begin EXTRACTED ENTRIES

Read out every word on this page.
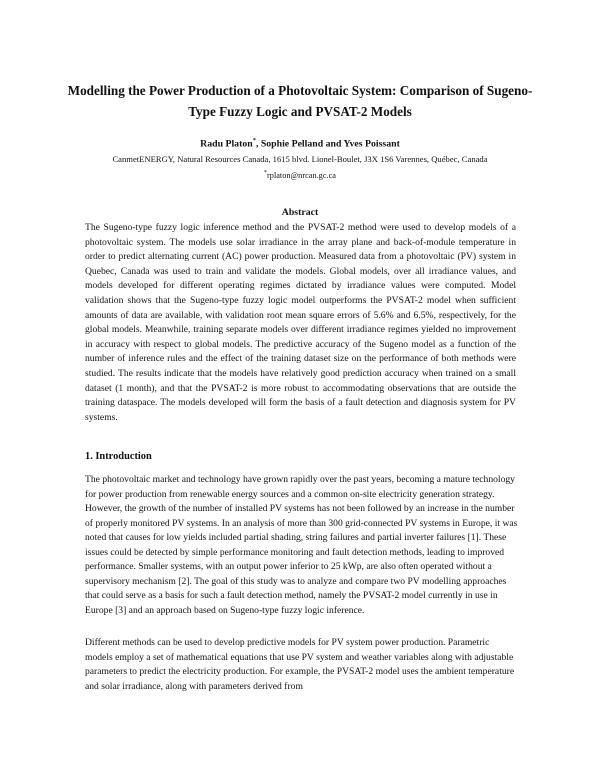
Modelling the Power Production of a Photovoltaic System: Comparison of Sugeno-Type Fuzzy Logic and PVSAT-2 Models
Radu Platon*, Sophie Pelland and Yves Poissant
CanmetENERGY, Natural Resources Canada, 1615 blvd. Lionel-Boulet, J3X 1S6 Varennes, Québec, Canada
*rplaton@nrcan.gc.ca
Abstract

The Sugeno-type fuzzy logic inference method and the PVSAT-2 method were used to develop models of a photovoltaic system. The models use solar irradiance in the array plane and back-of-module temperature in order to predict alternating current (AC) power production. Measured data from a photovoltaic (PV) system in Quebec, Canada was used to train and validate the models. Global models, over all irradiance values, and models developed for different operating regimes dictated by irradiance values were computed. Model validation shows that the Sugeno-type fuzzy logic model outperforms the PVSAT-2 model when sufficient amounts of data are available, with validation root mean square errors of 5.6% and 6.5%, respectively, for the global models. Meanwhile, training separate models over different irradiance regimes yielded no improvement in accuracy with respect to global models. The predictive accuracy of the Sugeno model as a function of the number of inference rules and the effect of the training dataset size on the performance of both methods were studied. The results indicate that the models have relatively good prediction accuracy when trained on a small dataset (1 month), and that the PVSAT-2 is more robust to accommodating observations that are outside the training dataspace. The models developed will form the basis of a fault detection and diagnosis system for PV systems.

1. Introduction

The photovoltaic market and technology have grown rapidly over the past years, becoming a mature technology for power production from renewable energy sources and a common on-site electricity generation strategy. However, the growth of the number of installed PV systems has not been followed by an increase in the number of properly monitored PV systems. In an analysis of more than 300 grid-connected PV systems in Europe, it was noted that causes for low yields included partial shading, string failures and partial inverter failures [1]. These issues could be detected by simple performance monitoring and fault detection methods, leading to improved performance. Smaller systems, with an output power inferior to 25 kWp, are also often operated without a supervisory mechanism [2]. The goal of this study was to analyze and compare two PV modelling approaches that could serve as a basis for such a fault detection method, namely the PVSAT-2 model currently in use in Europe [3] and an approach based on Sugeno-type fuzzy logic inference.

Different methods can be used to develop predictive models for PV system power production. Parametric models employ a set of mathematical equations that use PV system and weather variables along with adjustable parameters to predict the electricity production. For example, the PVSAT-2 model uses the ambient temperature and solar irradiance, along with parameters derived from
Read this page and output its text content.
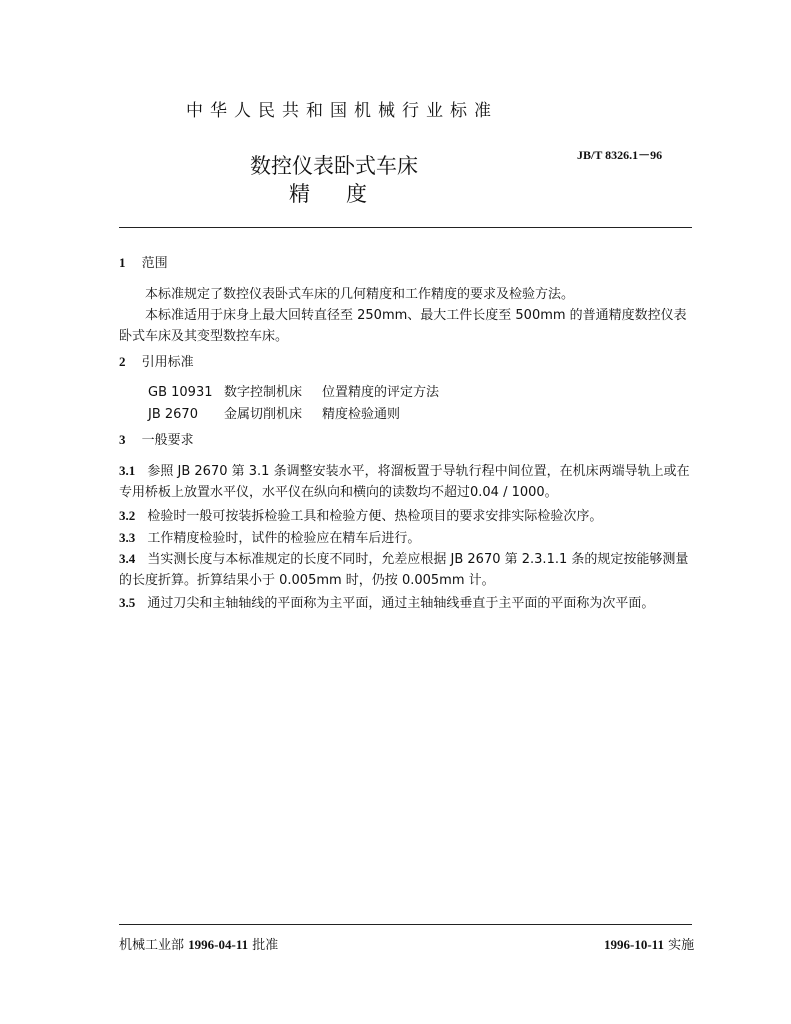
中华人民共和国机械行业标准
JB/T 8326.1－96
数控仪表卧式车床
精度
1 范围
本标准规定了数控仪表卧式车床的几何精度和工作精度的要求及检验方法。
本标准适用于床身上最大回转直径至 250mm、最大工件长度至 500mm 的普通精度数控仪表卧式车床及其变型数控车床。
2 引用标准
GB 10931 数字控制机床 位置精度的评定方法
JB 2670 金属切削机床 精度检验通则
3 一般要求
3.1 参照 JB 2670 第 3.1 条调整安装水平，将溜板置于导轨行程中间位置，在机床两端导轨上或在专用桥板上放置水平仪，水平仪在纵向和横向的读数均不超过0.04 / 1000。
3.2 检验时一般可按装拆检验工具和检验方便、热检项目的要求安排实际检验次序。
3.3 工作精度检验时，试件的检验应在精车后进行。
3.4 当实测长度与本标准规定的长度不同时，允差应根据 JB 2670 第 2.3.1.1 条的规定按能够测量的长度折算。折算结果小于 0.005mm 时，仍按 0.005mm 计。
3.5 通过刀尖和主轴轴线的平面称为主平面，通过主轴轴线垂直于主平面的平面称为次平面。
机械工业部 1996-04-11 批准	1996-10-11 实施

end EXTRACTED ENTRIES
begin EXTRACTED ENTRIES

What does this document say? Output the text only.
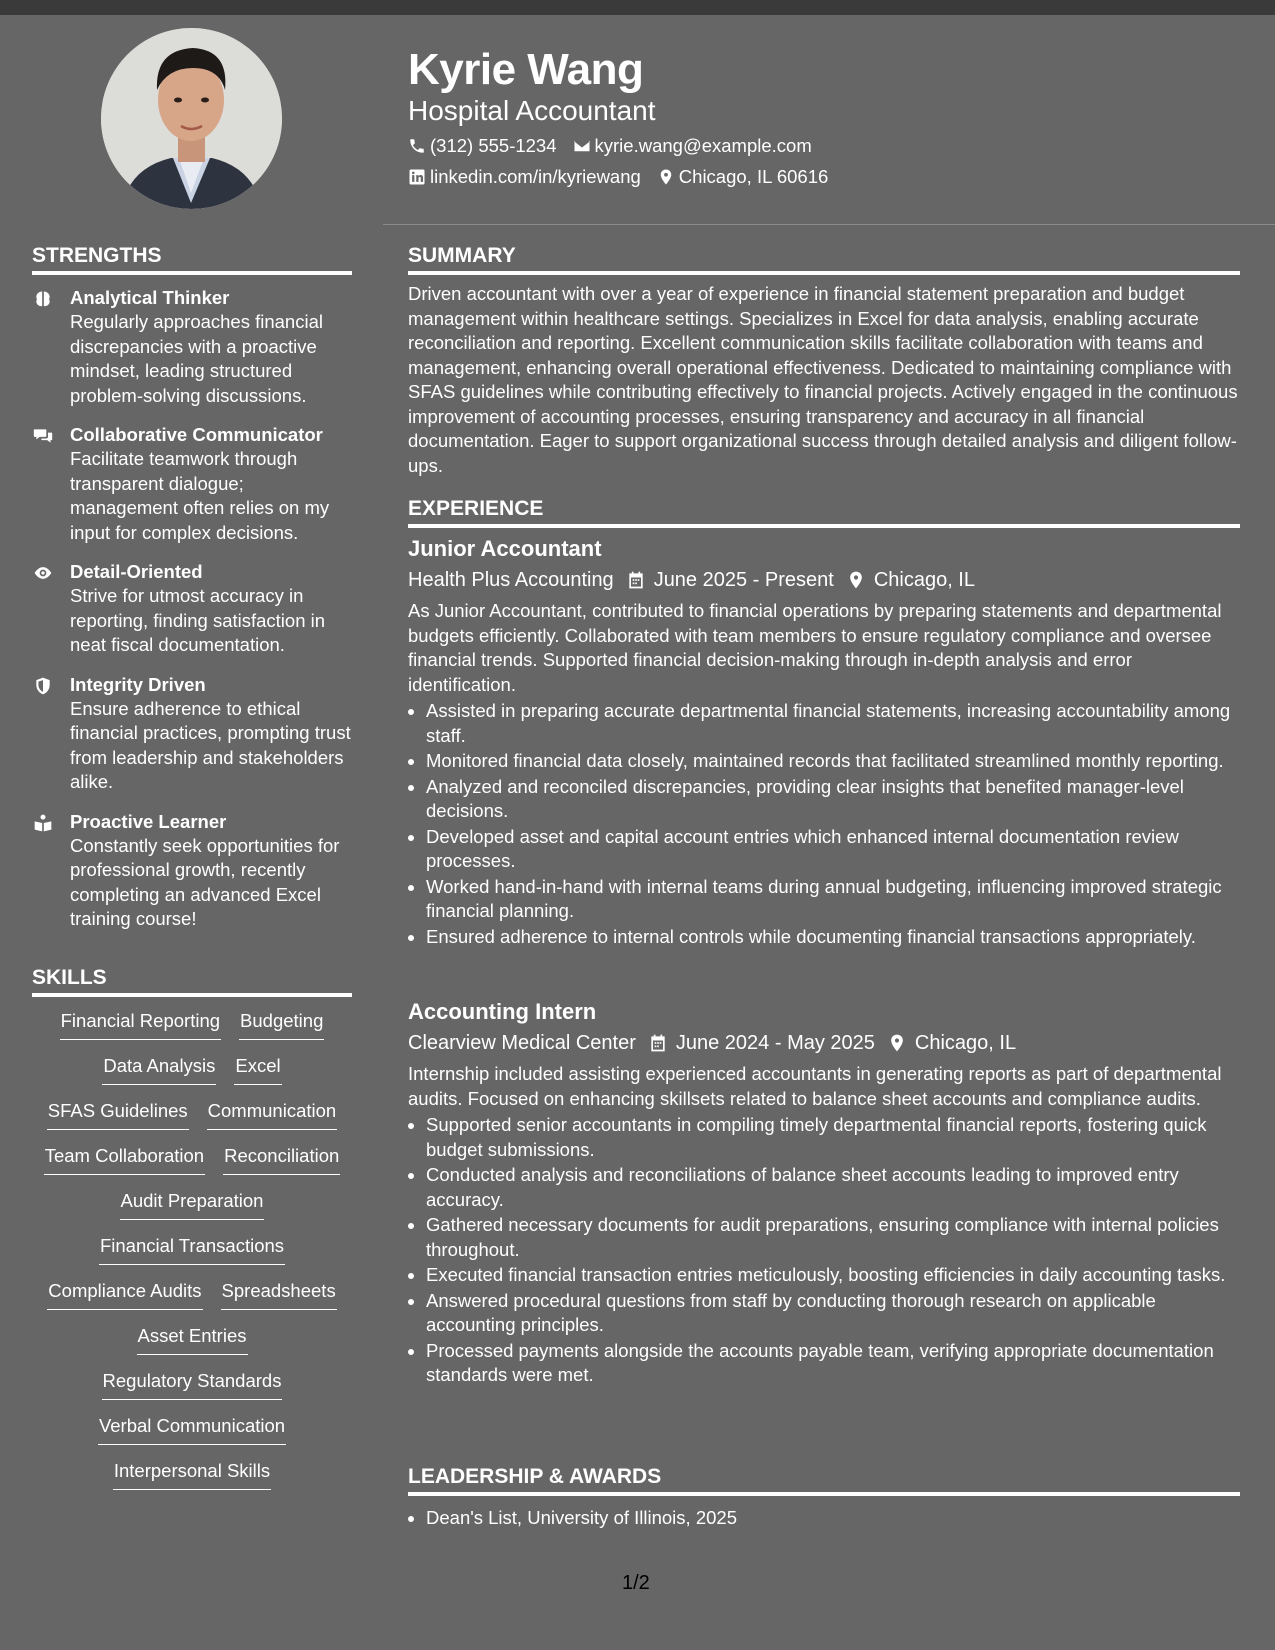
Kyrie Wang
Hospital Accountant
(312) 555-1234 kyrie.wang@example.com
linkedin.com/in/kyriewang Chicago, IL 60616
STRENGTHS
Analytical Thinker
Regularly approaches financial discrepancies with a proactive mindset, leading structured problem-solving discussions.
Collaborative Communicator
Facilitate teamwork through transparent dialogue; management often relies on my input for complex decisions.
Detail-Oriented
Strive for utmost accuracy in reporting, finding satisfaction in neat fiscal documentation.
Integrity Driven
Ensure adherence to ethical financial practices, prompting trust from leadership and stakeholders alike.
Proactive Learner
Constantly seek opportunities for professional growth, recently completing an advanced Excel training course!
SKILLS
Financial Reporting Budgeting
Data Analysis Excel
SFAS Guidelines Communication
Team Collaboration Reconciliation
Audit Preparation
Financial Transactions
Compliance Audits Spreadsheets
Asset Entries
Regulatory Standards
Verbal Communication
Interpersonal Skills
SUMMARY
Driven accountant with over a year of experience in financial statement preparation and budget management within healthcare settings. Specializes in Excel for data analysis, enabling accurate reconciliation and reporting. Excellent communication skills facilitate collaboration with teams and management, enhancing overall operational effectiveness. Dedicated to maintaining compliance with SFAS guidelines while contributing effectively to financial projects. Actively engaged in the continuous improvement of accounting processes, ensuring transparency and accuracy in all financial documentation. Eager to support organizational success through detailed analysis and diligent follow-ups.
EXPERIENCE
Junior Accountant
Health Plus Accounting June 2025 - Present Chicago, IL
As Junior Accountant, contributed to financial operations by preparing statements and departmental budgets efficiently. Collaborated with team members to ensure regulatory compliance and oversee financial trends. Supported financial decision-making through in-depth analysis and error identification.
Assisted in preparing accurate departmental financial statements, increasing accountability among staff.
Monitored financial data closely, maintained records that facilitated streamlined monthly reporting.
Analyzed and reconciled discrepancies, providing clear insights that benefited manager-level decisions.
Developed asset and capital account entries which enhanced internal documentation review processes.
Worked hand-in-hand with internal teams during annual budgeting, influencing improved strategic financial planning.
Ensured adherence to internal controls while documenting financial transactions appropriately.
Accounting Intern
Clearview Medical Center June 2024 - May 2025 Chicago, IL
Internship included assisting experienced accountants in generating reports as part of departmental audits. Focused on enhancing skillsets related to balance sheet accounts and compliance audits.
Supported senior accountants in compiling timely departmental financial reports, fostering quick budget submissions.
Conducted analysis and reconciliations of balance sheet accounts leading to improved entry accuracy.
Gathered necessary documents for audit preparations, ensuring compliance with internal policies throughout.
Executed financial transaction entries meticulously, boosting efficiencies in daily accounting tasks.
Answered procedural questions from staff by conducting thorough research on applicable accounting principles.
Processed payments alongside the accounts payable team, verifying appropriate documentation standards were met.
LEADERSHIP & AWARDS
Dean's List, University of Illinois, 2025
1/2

end EXTRACTED ENTRIES

EXERCISE
From the entries above, copy every line that holds the word "staff".

CORRECT RESPONSE
Assisted in preparing accurate departmental financial statements, increasing accountability among staff.
Answered procedural questions from staff by conducting thorough research on applicable accounting principles.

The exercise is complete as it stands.